» **WRITTEN REQUEST**
Work through the entries below and report how many lines include "JSON". The number alone is the answer.
____ ENTRIES SUPPLIED
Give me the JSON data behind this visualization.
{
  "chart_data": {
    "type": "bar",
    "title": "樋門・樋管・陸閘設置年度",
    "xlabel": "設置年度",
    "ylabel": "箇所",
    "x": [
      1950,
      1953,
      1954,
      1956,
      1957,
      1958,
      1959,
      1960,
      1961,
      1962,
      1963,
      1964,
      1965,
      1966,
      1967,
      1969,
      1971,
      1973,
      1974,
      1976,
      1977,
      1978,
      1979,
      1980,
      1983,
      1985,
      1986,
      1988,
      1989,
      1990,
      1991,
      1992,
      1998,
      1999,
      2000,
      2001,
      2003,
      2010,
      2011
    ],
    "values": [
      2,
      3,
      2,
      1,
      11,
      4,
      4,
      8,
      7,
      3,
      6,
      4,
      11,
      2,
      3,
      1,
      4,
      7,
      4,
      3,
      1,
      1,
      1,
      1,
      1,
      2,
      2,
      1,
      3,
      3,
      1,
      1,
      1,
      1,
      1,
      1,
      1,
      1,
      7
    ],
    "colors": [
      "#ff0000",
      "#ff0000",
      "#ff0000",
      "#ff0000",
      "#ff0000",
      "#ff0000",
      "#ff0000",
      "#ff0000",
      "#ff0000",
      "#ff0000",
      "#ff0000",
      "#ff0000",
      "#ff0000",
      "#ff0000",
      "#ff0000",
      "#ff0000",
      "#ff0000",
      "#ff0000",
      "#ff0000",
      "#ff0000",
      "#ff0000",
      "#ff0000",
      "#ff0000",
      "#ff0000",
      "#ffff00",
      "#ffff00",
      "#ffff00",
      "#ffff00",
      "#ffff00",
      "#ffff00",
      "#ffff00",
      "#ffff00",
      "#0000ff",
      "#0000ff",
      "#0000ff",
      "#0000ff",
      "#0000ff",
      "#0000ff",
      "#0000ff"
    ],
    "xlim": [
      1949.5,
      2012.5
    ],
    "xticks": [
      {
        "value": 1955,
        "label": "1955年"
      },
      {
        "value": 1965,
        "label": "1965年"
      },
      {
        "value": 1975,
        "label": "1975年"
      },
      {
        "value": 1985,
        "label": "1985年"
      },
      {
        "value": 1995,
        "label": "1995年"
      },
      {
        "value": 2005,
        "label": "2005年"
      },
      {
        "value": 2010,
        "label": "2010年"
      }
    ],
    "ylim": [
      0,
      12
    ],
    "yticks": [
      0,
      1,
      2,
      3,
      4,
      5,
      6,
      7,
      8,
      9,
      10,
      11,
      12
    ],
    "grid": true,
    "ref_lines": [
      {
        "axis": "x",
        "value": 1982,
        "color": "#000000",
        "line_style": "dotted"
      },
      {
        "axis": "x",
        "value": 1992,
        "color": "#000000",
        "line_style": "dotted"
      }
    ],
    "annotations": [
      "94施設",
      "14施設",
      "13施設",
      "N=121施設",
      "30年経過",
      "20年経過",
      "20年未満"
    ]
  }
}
________
____ ENTRIES SUPPLIED
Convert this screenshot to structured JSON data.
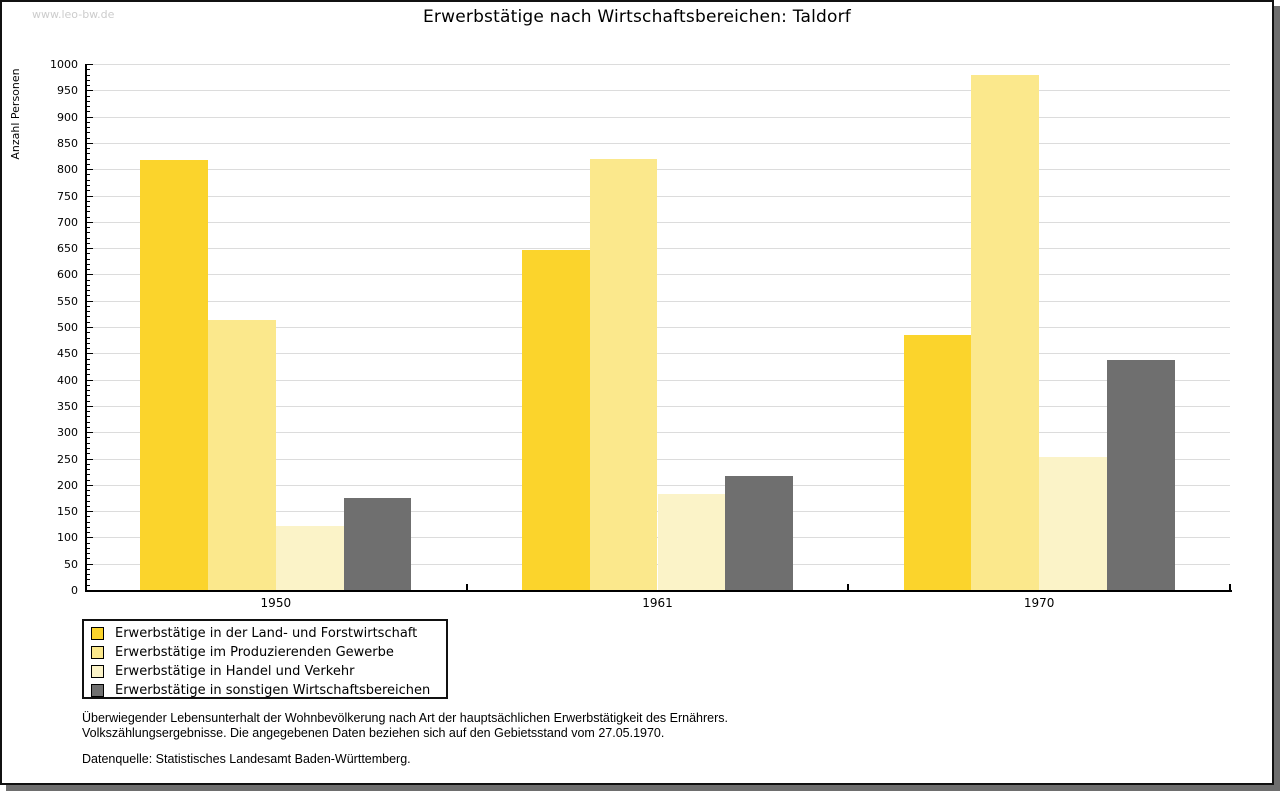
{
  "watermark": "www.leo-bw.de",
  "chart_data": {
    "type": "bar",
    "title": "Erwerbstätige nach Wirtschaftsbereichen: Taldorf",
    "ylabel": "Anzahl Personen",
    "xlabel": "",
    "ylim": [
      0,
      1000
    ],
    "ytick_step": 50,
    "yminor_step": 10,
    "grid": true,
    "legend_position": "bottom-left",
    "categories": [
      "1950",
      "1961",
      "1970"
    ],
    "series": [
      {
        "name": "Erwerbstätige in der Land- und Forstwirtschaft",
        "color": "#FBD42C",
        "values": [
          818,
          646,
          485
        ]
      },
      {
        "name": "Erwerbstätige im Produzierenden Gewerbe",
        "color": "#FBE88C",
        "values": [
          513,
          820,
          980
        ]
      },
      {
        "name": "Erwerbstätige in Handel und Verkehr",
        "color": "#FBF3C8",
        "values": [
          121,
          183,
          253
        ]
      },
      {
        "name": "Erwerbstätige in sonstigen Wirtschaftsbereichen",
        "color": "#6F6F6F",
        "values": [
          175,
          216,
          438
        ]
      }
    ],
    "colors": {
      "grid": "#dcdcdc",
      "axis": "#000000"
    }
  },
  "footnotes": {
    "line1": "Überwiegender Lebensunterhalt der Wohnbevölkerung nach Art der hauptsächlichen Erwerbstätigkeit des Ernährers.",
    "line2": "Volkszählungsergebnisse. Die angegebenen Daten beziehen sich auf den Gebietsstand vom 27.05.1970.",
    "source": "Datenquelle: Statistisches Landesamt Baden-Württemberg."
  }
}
________
____ ENTRIES SUPPLIED
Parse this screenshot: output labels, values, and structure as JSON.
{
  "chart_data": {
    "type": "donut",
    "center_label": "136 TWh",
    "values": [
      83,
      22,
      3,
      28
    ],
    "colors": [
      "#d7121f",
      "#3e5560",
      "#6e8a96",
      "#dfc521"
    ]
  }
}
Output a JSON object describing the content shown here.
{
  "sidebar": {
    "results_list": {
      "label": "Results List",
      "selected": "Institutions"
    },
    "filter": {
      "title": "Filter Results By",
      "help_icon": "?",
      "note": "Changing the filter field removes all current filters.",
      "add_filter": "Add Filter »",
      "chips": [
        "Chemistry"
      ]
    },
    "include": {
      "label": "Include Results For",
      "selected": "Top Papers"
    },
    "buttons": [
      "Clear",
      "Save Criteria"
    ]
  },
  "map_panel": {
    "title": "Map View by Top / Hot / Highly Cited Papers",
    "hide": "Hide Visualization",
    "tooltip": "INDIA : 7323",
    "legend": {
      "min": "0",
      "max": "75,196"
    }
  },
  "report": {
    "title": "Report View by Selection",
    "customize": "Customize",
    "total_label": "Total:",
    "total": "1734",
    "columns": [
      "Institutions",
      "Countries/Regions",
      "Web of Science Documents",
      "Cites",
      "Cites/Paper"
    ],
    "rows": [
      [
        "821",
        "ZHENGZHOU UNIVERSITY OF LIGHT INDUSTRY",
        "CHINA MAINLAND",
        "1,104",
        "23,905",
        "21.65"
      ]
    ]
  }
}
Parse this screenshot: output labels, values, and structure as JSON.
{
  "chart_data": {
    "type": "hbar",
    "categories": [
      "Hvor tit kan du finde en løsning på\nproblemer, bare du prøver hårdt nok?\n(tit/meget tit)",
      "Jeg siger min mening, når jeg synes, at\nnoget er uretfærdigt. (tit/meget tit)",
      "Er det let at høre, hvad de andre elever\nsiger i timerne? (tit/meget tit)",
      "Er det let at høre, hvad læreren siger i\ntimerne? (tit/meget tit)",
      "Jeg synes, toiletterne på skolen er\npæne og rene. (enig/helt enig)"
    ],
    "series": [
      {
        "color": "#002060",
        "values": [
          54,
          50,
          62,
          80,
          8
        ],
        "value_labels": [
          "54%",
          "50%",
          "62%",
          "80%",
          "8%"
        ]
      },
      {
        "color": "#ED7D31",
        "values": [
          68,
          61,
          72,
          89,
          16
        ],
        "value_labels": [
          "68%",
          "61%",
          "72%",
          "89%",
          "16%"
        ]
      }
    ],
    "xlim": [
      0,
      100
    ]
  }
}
________
» **RESPONSE BELOW**
5